• _Prompt_
Find every line in the records below that contains the string "triangle", and copy each of those lines.

— Begin Data for the task —

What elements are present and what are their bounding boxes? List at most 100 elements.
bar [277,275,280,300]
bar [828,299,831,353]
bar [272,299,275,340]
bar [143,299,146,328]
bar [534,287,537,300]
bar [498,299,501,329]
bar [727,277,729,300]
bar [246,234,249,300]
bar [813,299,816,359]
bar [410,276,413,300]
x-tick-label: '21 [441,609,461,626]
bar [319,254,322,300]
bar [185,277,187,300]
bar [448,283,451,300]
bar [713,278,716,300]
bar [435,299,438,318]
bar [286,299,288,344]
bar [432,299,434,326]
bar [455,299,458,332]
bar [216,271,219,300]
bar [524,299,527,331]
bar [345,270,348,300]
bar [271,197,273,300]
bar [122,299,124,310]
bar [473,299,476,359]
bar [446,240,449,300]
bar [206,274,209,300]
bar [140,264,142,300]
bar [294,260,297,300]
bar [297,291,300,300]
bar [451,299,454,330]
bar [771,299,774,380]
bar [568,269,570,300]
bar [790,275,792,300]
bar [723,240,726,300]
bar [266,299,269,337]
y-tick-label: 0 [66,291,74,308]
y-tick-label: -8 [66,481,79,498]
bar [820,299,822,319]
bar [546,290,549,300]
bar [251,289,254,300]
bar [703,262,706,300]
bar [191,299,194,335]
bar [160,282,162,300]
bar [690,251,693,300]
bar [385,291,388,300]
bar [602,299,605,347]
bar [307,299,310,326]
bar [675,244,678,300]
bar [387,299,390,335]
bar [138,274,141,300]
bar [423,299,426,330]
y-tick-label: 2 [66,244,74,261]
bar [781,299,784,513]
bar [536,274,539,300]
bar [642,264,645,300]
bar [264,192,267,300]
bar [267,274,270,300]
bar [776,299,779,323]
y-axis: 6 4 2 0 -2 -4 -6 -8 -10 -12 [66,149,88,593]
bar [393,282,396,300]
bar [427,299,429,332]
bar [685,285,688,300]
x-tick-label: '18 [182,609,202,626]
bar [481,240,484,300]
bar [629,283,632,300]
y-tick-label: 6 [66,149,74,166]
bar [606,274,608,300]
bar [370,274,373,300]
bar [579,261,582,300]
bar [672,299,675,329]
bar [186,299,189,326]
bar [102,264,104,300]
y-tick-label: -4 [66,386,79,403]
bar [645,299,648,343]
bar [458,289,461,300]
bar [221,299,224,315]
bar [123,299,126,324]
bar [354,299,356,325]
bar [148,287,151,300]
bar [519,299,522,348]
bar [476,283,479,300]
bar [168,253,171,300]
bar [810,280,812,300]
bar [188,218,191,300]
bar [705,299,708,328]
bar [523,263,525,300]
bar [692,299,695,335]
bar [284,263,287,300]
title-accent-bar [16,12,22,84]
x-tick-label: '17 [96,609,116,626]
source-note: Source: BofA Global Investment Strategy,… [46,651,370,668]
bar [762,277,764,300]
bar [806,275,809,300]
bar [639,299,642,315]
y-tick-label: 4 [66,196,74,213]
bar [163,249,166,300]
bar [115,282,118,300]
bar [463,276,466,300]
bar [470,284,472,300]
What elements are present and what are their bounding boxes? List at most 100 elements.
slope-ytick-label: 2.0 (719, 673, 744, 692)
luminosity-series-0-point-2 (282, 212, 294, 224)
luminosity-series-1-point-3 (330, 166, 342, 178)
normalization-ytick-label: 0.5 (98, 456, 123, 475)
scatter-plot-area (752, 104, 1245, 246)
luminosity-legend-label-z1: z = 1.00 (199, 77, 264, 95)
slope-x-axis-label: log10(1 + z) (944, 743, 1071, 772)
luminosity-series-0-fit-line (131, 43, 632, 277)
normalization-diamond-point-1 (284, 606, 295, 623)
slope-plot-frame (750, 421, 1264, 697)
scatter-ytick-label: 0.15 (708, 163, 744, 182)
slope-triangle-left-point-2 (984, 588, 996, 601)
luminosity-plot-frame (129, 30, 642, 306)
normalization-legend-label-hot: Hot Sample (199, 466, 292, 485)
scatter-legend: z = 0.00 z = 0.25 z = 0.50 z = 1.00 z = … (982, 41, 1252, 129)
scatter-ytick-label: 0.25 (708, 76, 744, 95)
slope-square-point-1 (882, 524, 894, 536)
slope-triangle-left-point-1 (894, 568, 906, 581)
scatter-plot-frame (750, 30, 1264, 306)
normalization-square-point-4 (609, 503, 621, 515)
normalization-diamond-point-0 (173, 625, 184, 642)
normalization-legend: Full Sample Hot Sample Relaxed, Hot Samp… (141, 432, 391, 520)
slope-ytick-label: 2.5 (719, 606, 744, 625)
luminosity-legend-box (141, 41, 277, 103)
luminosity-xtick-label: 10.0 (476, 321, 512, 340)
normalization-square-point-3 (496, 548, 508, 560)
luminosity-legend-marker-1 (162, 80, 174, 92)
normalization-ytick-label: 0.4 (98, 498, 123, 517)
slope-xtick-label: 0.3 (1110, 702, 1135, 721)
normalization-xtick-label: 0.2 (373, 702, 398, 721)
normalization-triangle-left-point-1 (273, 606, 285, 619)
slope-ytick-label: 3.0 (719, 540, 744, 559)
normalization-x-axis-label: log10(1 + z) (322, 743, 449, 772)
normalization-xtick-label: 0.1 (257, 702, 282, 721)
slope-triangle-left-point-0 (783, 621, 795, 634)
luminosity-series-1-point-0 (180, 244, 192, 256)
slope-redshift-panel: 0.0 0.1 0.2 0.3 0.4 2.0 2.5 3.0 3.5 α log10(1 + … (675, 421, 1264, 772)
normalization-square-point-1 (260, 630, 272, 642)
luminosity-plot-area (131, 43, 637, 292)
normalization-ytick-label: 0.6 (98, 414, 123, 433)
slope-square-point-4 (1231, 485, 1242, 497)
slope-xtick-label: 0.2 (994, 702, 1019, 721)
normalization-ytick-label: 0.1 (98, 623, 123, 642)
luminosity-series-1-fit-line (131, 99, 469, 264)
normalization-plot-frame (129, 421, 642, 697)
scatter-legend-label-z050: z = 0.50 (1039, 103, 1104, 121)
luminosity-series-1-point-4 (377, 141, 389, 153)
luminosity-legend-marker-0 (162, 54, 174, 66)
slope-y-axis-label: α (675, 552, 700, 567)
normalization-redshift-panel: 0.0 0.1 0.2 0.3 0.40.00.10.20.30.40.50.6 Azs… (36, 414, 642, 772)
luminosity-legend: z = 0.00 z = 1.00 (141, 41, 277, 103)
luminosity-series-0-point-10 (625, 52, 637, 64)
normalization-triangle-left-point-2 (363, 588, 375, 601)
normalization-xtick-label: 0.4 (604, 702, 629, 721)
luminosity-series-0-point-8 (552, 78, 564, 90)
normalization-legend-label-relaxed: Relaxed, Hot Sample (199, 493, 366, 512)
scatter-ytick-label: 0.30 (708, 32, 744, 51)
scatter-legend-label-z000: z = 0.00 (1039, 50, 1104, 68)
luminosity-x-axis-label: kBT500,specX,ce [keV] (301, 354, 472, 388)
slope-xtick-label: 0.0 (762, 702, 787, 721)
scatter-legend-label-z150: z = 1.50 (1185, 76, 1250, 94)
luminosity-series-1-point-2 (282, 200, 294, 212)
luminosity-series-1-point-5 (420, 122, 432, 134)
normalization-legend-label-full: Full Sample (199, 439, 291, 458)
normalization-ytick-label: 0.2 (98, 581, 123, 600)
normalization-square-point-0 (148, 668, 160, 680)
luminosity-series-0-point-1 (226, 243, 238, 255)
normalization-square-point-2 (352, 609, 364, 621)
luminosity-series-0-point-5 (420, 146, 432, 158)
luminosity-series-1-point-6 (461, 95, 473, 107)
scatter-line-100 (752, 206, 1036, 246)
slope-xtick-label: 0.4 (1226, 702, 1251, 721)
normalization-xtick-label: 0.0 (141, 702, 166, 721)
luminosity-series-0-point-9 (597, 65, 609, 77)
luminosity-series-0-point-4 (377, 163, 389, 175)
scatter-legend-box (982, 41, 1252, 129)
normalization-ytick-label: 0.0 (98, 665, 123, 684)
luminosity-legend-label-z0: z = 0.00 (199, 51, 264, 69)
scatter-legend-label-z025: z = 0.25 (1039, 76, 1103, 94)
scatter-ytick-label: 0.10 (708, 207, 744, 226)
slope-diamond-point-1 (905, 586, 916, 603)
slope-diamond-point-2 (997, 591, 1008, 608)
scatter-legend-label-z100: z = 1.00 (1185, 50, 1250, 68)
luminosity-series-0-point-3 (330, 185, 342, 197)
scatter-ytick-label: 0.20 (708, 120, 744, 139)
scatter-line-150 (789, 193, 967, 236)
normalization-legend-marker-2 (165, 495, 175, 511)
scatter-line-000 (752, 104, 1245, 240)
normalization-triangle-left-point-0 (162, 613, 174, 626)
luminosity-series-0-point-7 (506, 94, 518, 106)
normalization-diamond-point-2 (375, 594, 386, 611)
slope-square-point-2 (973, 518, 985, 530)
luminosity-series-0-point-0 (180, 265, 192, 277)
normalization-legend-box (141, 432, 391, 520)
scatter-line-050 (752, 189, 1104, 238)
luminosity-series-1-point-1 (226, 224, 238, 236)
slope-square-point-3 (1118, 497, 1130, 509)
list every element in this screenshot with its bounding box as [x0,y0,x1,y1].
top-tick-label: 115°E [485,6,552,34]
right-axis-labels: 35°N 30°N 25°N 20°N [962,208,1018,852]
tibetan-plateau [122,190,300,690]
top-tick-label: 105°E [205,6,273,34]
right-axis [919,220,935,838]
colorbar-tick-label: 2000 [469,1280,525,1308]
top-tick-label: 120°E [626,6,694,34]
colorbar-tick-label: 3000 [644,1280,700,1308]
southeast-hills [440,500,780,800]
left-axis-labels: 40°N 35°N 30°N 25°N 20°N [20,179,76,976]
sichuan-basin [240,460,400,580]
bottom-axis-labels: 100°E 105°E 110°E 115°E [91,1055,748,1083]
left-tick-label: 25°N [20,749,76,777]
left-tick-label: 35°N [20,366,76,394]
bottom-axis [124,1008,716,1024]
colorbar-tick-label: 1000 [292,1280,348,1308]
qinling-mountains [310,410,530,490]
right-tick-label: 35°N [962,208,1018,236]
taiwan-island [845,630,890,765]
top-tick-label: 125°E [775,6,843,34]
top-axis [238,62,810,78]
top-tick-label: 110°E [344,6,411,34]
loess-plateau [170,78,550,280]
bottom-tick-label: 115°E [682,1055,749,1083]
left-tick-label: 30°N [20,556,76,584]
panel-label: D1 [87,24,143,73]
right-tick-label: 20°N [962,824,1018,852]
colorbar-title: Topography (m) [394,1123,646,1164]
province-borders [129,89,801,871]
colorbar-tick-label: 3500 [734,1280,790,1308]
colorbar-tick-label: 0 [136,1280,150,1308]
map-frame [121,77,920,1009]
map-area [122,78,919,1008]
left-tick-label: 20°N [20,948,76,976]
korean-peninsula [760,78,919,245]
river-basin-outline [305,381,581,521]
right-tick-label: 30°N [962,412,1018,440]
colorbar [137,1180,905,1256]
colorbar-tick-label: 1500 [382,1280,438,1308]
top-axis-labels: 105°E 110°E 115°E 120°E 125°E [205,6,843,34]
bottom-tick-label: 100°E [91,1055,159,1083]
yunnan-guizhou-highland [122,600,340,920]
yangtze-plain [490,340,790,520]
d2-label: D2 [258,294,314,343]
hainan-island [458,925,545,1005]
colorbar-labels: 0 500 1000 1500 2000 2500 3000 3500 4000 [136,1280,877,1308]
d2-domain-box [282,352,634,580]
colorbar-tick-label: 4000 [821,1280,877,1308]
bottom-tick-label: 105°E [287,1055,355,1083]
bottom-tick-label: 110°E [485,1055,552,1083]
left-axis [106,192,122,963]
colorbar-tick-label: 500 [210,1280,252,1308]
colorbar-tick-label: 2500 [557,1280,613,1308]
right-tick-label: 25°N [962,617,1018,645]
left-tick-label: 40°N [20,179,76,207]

— End Data for the task —

• _Exercise result_
slope-triangle-left-point-2 (984, 588, 996, 601)
slope-triangle-left-point-1 (894, 568, 906, 581)
normalization-triangle-left-point-1 (273, 606, 285, 619)
slope-triangle-left-point-0 (783, 621, 795, 634)
normalization-triangle-left-point-2 (363, 588, 375, 601)
normalization-triangle-left-point-0 (162, 613, 174, 626)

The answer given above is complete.